(Element location listings)
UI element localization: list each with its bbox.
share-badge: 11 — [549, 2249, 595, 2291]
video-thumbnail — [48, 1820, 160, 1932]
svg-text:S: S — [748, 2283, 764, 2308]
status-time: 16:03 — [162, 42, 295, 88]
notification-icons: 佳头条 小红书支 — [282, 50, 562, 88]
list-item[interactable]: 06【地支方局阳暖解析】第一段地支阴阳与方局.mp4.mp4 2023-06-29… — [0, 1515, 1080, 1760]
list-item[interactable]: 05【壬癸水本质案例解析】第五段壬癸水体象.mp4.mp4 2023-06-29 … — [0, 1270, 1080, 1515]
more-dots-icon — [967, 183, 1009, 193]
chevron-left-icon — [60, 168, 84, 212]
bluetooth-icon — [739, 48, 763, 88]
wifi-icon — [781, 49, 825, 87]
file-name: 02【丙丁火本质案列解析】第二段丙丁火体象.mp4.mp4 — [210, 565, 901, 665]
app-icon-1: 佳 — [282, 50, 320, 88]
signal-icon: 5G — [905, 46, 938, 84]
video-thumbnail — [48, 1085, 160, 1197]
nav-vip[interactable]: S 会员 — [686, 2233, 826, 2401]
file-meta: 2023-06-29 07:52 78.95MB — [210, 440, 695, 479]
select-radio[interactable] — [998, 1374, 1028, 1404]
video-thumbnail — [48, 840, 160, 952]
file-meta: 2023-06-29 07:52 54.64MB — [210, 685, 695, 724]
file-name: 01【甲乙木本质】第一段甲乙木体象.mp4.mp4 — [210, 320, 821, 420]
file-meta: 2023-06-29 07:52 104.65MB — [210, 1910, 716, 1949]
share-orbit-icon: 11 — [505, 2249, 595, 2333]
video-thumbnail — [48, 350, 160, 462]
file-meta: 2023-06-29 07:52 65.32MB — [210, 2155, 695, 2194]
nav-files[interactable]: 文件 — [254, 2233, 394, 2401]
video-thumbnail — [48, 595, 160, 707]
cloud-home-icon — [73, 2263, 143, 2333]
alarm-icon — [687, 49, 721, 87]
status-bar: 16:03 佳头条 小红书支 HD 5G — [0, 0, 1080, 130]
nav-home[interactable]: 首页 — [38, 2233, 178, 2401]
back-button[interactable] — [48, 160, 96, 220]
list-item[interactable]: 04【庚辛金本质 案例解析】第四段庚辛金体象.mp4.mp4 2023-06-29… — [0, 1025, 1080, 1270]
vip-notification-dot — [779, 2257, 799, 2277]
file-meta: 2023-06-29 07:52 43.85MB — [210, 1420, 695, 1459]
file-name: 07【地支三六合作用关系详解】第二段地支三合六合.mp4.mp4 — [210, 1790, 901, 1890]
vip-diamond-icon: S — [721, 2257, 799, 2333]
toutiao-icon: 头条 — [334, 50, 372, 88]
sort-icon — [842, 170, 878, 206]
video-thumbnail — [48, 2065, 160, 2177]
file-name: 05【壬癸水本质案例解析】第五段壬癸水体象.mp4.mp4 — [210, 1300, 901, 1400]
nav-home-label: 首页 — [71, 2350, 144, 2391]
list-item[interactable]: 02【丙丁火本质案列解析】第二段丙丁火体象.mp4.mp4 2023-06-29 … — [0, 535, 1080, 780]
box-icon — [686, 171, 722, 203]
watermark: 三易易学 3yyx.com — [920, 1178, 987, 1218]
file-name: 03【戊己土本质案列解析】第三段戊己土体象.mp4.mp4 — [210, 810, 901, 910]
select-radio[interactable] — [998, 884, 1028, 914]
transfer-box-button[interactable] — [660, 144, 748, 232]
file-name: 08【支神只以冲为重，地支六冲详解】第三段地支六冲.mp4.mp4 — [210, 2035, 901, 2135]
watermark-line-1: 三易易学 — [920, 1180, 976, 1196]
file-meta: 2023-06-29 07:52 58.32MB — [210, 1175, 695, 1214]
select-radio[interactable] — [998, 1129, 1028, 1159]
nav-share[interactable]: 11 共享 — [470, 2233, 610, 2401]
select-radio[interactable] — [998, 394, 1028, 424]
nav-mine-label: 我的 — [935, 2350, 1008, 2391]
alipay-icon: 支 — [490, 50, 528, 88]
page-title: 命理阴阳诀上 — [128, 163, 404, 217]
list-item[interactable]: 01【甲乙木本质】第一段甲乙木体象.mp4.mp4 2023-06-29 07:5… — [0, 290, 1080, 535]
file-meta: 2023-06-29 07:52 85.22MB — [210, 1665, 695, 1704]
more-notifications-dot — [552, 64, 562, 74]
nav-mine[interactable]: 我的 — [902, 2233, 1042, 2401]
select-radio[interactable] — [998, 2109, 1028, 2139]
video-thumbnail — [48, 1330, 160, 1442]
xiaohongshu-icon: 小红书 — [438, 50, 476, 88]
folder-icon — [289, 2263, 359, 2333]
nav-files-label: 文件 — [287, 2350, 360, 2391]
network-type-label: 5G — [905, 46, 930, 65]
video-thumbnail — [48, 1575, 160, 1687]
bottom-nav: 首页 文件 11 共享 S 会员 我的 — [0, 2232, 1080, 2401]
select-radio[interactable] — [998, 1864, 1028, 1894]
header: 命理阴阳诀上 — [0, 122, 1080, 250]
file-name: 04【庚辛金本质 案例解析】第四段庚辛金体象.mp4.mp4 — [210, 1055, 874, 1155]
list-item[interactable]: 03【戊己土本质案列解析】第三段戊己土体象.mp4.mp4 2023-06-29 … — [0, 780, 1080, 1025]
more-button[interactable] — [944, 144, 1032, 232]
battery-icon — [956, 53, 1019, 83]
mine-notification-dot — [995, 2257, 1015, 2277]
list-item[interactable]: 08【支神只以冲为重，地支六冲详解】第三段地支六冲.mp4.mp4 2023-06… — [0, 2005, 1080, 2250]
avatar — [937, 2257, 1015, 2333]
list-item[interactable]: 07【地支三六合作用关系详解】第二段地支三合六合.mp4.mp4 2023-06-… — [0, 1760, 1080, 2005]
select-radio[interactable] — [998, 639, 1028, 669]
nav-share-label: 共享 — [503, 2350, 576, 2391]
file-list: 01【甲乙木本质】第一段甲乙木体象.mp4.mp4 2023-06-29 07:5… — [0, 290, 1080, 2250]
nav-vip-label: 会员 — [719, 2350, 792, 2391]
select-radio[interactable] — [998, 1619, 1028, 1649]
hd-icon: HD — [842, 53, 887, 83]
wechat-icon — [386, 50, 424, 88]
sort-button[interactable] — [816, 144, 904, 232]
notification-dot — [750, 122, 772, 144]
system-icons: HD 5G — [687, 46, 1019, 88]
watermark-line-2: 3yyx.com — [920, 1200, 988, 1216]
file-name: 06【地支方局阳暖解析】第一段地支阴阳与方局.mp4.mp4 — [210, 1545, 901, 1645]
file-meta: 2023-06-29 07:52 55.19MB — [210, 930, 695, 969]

Exercise brief - Retype all of the rows above character for character, keeping each one on its own line.

Result -
UI element localization: list each with its bbox.
share-badge: 11 — [549, 2249, 595, 2291]
video-thumbnail — [48, 1820, 160, 1932]
svg-text:S: S — [748, 2283, 764, 2308]
status-time: 16:03 — [162, 42, 295, 88]
notification-icons: 佳头条 小红书支 — [282, 50, 562, 88]
list-item[interactable]: 06【地支方局阳暖解析】第一段地支阴阳与方局.mp4.mp4 2023-06-29… — [0, 1515, 1080, 1760]
list-item[interactable]: 05【壬癸水本质案例解析】第五段壬癸水体象.mp4.mp4 2023-06-29 … — [0, 1270, 1080, 1515]
more-dots-icon — [967, 183, 1009, 193]
chevron-left-icon — [60, 168, 84, 212]
bluetooth-icon — [739, 48, 763, 88]
wifi-icon — [781, 49, 825, 87]
file-name: 02【丙丁火本质案列解析】第二段丙丁火体象.mp4.mp4 — [210, 565, 901, 665]
app-icon-1: 佳 — [282, 50, 320, 88]
signal-icon: 5G — [905, 46, 938, 84]
video-thumbnail — [48, 1085, 160, 1197]
nav-vip[interactable]: S 会员 — [686, 2233, 826, 2401]
file-meta: 2023-06-29 07:52 78.95MB — [210, 440, 695, 479]
select-radio[interactable] — [998, 1374, 1028, 1404]
video-thumbnail — [48, 840, 160, 952]
file-meta: 2023-06-29 07:52 54.64MB — [210, 685, 695, 724]
file-name: 01【甲乙木本质】第一段甲乙木体象.mp4.mp4 — [210, 320, 821, 420]
file-meta: 2023-06-29 07:52 104.65MB — [210, 1910, 716, 1949]
share-orbit-icon: 11 — [505, 2249, 595, 2333]
video-thumbnail — [48, 350, 160, 462]
file-meta: 2023-06-29 07:52 65.32MB — [210, 2155, 695, 2194]
nav-files[interactable]: 文件 — [254, 2233, 394, 2401]
video-thumbnail — [48, 595, 160, 707]
cloud-home-icon — [73, 2263, 143, 2333]
alarm-icon — [687, 49, 721, 87]
status-bar: 16:03 佳头条 小红书支 HD 5G — [0, 0, 1080, 130]
nav-home[interactable]: 首页 — [38, 2233, 178, 2401]
back-button[interactable] — [48, 160, 96, 220]
list-item[interactable]: 04【庚辛金本质 案例解析】第四段庚辛金体象.mp4.mp4 2023-06-29… — [0, 1025, 1080, 1270]
vip-notification-dot — [779, 2257, 799, 2277]
file-meta: 2023-06-29 07:52 43.85MB — [210, 1420, 695, 1459]
file-name: 07【地支三六合作用关系详解】第二段地支三合六合.mp4.mp4 — [210, 1790, 901, 1890]
vip-diamond-icon: S — [721, 2257, 799, 2333]
toutiao-icon: 头条 — [334, 50, 372, 88]
sort-icon — [842, 170, 878, 206]
video-thumbnail — [48, 2065, 160, 2177]
file-name: 05【壬癸水本质案例解析】第五段壬癸水体象.mp4.mp4 — [210, 1300, 901, 1400]
nav-home-label: 首页 — [71, 2350, 144, 2391]
list-item[interactable]: 02【丙丁火本质案列解析】第二段丙丁火体象.mp4.mp4 2023-06-29 … — [0, 535, 1080, 780]
box-icon — [686, 171, 722, 203]
watermark: 三易易学 3yyx.com — [920, 1178, 987, 1218]
file-name: 03【戊己土本质案列解析】第三段戊己土体象.mp4.mp4 — [210, 810, 901, 910]
select-radio[interactable] — [998, 884, 1028, 914]
transfer-box-button[interactable] — [660, 144, 748, 232]
file-name: 08【支神只以冲为重，地支六冲详解】第三段地支六冲.mp4.mp4 — [210, 2035, 901, 2135]
watermark-line-1: 三易易学 — [920, 1180, 976, 1196]
file-meta: 2023-06-29 07:52 58.32MB — [210, 1175, 695, 1214]
select-radio[interactable] — [998, 1129, 1028, 1159]
nav-share[interactable]: 11 共享 — [470, 2233, 610, 2401]
select-radio[interactable] — [998, 394, 1028, 424]
nav-mine-label: 我的 — [935, 2350, 1008, 2391]
alipay-icon: 支 — [490, 50, 528, 88]
page-title: 命理阴阳诀上 — [128, 163, 404, 217]
list-item[interactable]: 01【甲乙木本质】第一段甲乙木体象.mp4.mp4 2023-06-29 07:5… — [0, 290, 1080, 535]
file-meta: 2023-06-29 07:52 85.22MB — [210, 1665, 695, 1704]
more-notifications-dot — [552, 64, 562, 74]
nav-mine[interactable]: 我的 — [902, 2233, 1042, 2401]
select-radio[interactable] — [998, 2109, 1028, 2139]
video-thumbnail — [48, 1330, 160, 1442]
xiaohongshu-icon: 小红书 — [438, 50, 476, 88]
folder-icon — [289, 2263, 359, 2333]
nav-files-label: 文件 — [287, 2350, 360, 2391]
network-type-label: 5G — [905, 46, 930, 65]
video-thumbnail — [48, 1575, 160, 1687]
bottom-nav: 首页 文件 11 共享 S 会员 我的 — [0, 2232, 1080, 2401]
select-radio[interactable] — [998, 1864, 1028, 1894]
header: 命理阴阳诀上 — [0, 122, 1080, 250]
file-name: 04【庚辛金本质 案例解析】第四段庚辛金体象.mp4.mp4 — [210, 1055, 874, 1155]
list-item[interactable]: 03【戊己土本质案列解析】第三段戊己土体象.mp4.mp4 2023-06-29 … — [0, 780, 1080, 1025]
more-button[interactable] — [944, 144, 1032, 232]
battery-icon — [956, 53, 1019, 83]
mine-notification-dot — [995, 2257, 1015, 2277]
list-item[interactable]: 08【支神只以冲为重，地支六冲详解】第三段地支六冲.mp4.mp4 2023-06… — [0, 2005, 1080, 2250]
avatar — [937, 2257, 1015, 2333]
list-item[interactable]: 07【地支三六合作用关系详解】第二段地支三合六合.mp4.mp4 2023-06-… — [0, 1760, 1080, 2005]
select-radio[interactable] — [998, 639, 1028, 669]
nav-share-label: 共享 — [503, 2350, 576, 2391]
file-list: 01【甲乙木本质】第一段甲乙木体象.mp4.mp4 2023-06-29 07:5… — [0, 290, 1080, 2250]
nav-vip-label: 会员 — [719, 2350, 792, 2391]
select-radio[interactable] — [998, 1619, 1028, 1649]
hd-icon: HD — [842, 53, 887, 83]
wechat-icon — [386, 50, 424, 88]
sort-button[interactable] — [816, 144, 904, 232]
notification-dot — [750, 122, 772, 144]
system-icons: HD 5G — [687, 46, 1019, 88]
watermark-line-2: 3yyx.com — [920, 1200, 988, 1216]
file-name: 06【地支方局阳暖解析】第一段地支阴阳与方局.mp4.mp4 — [210, 1545, 901, 1645]
file-meta: 2023-06-29 07:52 55.19MB — [210, 930, 695, 969]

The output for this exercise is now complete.